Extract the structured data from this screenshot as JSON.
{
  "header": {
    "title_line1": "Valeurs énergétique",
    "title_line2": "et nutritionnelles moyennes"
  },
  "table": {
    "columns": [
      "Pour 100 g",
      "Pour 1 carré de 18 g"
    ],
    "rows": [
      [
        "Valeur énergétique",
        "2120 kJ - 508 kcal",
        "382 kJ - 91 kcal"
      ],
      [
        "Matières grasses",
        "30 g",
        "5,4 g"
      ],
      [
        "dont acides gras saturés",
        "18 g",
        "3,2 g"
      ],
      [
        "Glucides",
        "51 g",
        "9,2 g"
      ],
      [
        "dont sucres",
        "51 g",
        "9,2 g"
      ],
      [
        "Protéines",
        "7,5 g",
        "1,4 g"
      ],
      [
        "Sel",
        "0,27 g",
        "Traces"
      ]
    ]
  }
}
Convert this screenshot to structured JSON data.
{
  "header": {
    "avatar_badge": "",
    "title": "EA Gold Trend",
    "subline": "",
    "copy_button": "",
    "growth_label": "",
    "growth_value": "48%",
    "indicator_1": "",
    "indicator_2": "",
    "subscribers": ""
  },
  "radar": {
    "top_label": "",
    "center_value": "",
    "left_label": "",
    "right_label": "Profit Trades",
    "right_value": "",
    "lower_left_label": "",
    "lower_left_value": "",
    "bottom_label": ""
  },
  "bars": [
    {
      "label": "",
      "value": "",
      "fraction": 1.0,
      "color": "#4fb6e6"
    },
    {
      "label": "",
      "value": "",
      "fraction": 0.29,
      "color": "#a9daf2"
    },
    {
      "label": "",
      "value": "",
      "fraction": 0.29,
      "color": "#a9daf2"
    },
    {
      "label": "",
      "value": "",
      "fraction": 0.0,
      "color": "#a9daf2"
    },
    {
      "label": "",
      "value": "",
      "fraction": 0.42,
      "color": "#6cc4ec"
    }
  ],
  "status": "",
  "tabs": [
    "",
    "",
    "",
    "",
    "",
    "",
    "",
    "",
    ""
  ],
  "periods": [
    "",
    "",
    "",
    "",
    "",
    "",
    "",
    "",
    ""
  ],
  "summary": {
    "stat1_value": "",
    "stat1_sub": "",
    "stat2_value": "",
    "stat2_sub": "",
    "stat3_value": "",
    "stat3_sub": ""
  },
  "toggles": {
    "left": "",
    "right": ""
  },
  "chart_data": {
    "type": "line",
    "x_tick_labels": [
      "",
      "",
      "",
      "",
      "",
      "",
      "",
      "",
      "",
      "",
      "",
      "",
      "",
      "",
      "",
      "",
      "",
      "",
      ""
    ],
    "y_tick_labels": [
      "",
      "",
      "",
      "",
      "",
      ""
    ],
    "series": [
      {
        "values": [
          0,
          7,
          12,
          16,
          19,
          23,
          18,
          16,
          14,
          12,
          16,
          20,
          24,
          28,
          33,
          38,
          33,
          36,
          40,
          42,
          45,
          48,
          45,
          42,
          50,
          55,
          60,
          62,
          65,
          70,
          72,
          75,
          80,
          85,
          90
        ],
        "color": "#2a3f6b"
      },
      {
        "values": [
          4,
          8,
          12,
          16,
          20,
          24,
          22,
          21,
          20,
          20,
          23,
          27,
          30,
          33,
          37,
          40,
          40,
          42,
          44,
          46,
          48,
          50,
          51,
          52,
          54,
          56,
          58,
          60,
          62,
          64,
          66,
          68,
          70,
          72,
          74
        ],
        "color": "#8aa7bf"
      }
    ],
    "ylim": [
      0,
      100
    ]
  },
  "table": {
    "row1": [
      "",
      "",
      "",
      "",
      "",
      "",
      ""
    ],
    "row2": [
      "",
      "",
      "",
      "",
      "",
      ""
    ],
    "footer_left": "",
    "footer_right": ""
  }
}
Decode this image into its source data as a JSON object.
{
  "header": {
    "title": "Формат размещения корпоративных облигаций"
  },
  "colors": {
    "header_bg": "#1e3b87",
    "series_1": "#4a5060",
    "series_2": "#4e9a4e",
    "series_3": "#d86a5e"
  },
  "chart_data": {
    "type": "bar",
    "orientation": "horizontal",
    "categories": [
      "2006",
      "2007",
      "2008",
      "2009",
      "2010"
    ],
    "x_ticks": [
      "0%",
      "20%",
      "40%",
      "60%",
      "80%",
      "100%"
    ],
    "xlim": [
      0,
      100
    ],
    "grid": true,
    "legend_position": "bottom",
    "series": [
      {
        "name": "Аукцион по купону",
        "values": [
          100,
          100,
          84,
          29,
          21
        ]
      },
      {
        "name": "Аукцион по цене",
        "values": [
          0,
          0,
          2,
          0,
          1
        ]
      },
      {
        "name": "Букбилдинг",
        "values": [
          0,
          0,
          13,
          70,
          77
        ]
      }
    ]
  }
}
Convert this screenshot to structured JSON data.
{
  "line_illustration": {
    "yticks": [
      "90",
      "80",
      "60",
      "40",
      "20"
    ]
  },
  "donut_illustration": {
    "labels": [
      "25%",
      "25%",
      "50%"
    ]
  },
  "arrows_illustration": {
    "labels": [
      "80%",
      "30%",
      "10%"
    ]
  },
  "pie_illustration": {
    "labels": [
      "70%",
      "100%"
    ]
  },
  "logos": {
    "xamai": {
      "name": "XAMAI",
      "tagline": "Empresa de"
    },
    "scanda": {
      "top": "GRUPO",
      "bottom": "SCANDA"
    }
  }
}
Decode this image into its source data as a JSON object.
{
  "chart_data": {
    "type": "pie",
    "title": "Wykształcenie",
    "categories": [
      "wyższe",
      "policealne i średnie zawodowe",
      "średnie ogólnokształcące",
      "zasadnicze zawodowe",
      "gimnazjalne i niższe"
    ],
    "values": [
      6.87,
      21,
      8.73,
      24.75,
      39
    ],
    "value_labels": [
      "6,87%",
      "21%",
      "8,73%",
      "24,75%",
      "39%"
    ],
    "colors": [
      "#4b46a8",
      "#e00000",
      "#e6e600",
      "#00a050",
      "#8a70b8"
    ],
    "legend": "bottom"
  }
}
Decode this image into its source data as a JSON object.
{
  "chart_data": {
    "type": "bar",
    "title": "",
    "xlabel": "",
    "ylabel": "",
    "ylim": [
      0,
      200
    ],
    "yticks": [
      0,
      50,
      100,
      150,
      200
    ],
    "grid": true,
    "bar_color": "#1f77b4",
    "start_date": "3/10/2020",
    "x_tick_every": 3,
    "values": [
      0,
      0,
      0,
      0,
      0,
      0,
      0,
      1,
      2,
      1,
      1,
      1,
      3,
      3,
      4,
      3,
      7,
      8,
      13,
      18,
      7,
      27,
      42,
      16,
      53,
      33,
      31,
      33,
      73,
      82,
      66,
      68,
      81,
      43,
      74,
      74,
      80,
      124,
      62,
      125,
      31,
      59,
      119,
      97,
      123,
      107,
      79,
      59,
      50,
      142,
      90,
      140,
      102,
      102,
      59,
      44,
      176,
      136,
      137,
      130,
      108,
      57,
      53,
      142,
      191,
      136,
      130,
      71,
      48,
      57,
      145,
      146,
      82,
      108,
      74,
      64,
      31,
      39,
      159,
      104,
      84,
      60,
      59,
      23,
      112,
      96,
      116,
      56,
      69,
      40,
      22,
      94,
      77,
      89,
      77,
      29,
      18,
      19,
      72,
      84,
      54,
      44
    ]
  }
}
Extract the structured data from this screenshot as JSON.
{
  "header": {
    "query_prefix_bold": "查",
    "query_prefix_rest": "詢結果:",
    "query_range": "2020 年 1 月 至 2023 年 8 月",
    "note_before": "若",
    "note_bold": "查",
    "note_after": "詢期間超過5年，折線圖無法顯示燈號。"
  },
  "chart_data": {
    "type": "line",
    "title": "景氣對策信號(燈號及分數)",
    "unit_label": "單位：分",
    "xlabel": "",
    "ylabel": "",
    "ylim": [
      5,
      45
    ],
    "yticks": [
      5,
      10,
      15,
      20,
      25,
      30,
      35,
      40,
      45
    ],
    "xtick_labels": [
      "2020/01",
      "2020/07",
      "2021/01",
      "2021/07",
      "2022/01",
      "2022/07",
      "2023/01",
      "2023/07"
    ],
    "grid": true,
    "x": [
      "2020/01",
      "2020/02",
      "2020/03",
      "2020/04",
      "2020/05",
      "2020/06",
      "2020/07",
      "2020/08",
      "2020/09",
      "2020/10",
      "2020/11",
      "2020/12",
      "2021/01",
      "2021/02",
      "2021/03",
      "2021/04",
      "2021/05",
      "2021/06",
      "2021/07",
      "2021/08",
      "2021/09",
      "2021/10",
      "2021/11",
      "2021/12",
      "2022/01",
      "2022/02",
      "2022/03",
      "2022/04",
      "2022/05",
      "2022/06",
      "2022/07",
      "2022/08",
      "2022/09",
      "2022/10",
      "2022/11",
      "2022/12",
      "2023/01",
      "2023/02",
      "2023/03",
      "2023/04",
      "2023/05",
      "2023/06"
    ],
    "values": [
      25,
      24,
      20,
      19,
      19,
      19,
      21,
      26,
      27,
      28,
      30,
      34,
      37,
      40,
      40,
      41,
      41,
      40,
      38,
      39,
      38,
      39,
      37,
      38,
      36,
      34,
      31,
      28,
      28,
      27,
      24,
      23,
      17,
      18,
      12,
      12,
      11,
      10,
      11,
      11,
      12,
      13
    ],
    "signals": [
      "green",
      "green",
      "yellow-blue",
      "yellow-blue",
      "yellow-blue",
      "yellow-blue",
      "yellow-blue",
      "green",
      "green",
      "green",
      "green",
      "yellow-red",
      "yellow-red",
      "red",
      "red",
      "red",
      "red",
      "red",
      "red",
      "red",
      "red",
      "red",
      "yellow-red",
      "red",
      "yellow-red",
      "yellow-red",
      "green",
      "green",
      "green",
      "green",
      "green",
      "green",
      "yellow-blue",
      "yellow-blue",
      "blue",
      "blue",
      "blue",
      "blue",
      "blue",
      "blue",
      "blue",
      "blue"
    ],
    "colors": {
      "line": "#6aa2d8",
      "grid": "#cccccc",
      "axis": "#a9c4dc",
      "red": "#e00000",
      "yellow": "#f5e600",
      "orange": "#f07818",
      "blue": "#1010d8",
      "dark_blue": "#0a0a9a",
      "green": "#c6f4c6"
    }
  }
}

----------------

● To do: Read the lines above. Gather those in which the string "énergétique" is found.

● Output for this task:
    "title_line1": "Valeurs énergétique",
        "Valeur énergétique",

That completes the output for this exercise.